#### Entries
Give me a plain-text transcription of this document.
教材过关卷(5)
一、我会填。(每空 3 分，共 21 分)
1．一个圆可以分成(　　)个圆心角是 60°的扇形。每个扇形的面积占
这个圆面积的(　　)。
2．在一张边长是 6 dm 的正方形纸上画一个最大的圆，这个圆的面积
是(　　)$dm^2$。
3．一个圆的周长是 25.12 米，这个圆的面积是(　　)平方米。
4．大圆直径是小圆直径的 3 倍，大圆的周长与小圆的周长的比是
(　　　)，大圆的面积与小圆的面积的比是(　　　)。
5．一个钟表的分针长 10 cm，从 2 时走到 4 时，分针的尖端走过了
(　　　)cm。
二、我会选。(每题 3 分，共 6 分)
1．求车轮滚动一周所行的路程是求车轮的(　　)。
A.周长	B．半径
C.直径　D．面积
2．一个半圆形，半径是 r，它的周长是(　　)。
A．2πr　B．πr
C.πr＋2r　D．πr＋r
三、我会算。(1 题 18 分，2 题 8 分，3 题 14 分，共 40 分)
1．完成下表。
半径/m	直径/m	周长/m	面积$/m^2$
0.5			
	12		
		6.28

#### Objective
Without changing a word, restate the whole listing.

#### Finished answer
Give me a plain-text transcription of this document.
教材过关卷(5)
一、我会填。(每空 3 分，共 21 分)
1．一个圆可以分成(　　)个圆心角是 60°的扇形。每个扇形的面积占
这个圆面积的(　　)。
2．在一张边长是 6 dm 的正方形纸上画一个最大的圆，这个圆的面积
是(　　)$dm^2$。
3．一个圆的周长是 25.12 米，这个圆的面积是(　　)平方米。
4．大圆直径是小圆直径的 3 倍，大圆的周长与小圆的周长的比是
(　　　)，大圆的面积与小圆的面积的比是(　　　)。
5．一个钟表的分针长 10 cm，从 2 时走到 4 时，分针的尖端走过了
(　　　)cm。
二、我会选。(每题 3 分，共 6 分)
1．求车轮滚动一周所行的路程是求车轮的(　　)。
A.周长	B．半径
C.直径　D．面积
2．一个半圆形，半径是 r，它的周长是(　　)。
A．2πr　B．πr
C.πr＋2r　D．πr＋r
三、我会算。(1 题 18 分，2 题 8 分，3 题 14 分，共 40 分)
1．完成下表。
半径/m	直径/m	周长/m	面积$/m^2$
0.5			
	12		
		6.28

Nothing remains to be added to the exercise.